What you need to do: Read the listing and extract each line that includes the word "diagram".

Data listing:
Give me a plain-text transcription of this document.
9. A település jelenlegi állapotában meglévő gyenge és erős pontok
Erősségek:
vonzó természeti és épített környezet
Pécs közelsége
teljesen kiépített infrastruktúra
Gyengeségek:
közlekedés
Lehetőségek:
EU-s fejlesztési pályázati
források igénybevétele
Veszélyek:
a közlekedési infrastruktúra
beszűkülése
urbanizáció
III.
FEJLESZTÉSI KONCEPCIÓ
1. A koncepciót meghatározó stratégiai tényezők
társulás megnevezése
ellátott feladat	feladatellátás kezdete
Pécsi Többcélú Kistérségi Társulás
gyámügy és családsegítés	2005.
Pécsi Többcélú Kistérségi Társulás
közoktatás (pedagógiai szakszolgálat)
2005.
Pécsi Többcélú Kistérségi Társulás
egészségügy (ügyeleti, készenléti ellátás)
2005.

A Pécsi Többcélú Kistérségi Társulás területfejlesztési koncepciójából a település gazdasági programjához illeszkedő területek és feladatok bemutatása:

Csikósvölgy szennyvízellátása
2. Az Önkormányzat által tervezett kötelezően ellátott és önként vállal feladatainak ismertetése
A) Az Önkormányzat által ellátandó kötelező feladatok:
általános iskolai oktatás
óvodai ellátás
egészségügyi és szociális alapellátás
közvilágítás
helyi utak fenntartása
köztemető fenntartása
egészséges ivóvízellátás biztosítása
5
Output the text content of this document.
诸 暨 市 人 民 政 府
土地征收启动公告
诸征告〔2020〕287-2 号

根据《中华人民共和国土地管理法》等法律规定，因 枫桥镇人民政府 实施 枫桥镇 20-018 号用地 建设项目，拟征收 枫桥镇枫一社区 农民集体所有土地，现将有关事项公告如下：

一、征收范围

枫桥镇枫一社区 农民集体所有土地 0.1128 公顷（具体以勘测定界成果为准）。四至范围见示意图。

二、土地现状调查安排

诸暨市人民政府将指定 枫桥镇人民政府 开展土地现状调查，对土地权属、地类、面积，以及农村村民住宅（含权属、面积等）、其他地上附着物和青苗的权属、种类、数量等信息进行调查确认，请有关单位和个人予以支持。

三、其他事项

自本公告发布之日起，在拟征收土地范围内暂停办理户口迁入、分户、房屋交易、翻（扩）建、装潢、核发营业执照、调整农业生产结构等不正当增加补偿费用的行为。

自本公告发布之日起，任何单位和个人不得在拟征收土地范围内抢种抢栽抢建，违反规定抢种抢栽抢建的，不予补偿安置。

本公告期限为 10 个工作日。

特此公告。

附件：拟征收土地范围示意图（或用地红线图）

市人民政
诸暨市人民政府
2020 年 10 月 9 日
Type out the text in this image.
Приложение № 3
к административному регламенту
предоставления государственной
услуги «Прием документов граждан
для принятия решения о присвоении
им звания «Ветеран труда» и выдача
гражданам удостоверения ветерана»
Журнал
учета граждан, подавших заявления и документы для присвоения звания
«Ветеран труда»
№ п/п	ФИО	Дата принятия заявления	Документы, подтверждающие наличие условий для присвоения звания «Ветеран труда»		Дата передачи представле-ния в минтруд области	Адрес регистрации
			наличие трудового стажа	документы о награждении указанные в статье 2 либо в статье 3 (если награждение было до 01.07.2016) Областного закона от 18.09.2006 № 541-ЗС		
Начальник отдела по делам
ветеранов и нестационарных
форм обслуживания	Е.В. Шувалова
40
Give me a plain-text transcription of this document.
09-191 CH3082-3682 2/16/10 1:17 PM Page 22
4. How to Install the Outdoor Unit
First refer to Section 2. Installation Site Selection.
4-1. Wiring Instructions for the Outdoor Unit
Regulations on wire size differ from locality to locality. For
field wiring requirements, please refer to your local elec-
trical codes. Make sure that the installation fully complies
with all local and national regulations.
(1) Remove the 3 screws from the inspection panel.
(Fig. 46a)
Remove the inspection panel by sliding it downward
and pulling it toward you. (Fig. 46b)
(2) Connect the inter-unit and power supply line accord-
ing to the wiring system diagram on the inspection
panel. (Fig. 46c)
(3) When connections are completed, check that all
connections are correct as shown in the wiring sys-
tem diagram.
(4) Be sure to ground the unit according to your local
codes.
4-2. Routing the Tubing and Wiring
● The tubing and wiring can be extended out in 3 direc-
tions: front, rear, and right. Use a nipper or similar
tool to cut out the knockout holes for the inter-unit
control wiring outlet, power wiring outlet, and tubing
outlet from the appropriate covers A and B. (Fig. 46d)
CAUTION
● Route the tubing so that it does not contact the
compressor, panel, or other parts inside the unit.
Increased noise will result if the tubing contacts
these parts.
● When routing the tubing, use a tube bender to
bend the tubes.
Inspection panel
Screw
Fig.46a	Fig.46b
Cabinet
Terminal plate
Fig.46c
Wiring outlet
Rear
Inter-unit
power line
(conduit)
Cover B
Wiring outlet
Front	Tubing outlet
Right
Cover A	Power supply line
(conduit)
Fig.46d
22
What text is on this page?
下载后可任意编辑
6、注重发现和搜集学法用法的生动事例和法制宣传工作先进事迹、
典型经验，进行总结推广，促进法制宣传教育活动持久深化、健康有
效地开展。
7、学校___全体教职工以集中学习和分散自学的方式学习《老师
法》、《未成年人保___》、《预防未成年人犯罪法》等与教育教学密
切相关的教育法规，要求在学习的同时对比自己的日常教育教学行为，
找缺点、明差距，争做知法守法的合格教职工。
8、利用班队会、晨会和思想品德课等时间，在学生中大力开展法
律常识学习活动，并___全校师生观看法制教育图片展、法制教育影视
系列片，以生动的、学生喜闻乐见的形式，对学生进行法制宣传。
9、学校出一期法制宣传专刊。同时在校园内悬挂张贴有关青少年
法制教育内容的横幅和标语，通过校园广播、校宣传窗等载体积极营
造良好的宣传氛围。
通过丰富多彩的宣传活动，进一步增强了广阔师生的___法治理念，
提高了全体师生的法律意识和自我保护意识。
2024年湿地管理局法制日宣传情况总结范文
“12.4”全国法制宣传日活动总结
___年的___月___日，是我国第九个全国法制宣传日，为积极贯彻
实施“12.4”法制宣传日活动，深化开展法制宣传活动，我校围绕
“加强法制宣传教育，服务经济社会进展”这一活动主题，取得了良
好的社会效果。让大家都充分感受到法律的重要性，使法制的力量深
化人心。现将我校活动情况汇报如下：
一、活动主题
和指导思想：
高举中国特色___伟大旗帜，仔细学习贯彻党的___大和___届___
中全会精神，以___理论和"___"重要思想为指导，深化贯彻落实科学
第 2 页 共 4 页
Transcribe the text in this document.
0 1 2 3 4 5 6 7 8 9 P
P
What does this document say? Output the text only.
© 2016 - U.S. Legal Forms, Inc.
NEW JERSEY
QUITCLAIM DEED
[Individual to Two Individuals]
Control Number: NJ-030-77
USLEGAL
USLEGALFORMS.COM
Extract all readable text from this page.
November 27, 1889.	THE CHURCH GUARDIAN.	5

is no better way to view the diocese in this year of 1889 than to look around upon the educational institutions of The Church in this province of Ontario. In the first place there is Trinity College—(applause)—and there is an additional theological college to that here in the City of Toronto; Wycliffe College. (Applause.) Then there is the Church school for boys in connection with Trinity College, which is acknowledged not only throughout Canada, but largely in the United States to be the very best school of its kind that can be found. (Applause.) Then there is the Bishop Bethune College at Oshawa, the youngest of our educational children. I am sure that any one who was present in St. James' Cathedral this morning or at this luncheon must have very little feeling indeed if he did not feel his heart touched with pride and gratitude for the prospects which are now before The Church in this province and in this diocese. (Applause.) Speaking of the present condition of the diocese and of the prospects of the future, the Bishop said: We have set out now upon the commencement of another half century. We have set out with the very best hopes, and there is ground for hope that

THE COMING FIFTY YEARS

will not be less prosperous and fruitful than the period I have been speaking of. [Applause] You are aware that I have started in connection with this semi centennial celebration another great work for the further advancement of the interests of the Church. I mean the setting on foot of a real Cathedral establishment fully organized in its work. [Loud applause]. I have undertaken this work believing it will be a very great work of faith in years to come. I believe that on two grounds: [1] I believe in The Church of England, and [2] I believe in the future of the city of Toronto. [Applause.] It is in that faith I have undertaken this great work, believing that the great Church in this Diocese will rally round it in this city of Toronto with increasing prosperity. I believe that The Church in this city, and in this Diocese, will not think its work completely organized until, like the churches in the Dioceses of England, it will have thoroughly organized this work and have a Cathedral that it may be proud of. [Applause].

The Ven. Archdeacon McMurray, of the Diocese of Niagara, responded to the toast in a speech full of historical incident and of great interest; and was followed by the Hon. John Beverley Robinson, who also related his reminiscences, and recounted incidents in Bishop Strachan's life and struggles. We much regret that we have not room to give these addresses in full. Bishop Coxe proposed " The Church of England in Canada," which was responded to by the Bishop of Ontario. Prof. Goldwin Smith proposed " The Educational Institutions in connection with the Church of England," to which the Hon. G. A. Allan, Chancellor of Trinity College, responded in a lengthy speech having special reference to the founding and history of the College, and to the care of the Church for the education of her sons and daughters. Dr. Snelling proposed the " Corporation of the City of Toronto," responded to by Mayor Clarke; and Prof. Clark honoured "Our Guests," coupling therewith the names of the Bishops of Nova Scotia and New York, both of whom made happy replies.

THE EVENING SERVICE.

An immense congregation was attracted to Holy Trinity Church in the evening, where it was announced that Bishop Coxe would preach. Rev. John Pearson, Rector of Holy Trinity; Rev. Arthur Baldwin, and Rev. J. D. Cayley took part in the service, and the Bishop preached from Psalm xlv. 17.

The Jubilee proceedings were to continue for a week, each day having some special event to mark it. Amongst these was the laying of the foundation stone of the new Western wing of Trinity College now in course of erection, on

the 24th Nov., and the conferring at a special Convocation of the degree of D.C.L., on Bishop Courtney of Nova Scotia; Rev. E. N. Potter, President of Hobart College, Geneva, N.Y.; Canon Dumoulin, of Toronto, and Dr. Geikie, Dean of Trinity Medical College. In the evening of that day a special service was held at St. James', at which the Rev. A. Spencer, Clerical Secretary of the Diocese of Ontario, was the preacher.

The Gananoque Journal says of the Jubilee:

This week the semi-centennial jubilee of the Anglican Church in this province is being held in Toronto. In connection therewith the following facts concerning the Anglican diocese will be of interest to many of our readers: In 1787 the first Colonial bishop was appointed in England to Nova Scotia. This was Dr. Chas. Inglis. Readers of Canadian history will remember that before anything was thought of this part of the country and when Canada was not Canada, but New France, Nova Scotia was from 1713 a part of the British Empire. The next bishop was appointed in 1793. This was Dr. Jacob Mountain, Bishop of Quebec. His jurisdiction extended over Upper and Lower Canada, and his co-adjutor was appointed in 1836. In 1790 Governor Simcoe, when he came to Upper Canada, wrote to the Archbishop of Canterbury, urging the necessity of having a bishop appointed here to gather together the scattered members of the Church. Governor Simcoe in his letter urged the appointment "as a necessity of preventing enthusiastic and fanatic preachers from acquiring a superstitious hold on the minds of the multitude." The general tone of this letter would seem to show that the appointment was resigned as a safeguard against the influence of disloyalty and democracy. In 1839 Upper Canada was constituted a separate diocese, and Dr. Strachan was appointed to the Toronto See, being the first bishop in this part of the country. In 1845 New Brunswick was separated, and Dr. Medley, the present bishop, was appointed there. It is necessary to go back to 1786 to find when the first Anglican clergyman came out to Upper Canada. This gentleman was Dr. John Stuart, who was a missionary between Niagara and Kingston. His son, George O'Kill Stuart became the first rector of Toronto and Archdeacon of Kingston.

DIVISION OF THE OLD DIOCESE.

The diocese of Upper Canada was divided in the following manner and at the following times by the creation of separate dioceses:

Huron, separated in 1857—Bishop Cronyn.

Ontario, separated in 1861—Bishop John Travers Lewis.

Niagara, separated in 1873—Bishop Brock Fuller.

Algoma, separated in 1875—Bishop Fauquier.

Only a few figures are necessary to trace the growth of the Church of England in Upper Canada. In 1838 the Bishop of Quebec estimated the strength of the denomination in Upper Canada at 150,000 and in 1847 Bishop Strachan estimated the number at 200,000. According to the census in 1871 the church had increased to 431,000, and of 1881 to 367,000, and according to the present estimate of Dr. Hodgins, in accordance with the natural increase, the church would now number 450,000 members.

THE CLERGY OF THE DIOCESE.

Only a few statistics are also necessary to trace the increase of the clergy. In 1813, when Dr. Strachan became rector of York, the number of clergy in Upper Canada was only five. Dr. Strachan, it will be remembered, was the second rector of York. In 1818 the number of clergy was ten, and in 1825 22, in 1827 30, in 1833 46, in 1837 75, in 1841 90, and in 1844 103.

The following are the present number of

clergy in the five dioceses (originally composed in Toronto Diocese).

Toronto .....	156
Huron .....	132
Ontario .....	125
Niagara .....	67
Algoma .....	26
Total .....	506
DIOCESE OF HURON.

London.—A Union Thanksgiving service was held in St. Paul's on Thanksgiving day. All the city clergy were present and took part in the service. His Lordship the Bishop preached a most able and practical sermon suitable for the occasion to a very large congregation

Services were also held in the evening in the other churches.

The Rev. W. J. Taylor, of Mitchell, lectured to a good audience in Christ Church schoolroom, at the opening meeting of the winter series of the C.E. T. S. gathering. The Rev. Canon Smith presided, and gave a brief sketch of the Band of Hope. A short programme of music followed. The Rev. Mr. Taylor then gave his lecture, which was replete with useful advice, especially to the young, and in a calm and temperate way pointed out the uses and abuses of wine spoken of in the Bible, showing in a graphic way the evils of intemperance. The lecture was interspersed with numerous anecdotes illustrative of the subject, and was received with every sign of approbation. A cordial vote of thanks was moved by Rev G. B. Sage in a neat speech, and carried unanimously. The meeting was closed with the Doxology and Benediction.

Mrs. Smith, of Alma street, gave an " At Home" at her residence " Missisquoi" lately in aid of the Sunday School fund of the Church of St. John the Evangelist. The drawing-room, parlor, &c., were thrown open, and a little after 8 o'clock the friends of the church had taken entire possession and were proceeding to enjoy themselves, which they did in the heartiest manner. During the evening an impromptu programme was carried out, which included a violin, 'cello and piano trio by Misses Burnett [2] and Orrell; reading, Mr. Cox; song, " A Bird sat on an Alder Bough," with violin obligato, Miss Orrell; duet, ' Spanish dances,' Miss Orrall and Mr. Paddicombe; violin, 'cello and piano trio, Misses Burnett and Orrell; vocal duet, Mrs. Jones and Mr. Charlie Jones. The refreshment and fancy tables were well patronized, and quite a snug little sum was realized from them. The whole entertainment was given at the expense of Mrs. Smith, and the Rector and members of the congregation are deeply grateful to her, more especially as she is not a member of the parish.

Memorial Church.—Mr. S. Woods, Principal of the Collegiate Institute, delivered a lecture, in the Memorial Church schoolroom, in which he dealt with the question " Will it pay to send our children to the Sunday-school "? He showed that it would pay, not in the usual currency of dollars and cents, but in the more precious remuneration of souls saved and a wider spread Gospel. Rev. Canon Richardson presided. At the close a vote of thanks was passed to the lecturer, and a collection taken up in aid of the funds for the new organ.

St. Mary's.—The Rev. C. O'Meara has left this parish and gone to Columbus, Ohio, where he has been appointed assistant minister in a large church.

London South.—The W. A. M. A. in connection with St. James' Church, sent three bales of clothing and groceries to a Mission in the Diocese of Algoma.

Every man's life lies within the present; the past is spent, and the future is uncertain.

Result for this exercise:
ing to the wiring system diagram on the inspection
tem diagram.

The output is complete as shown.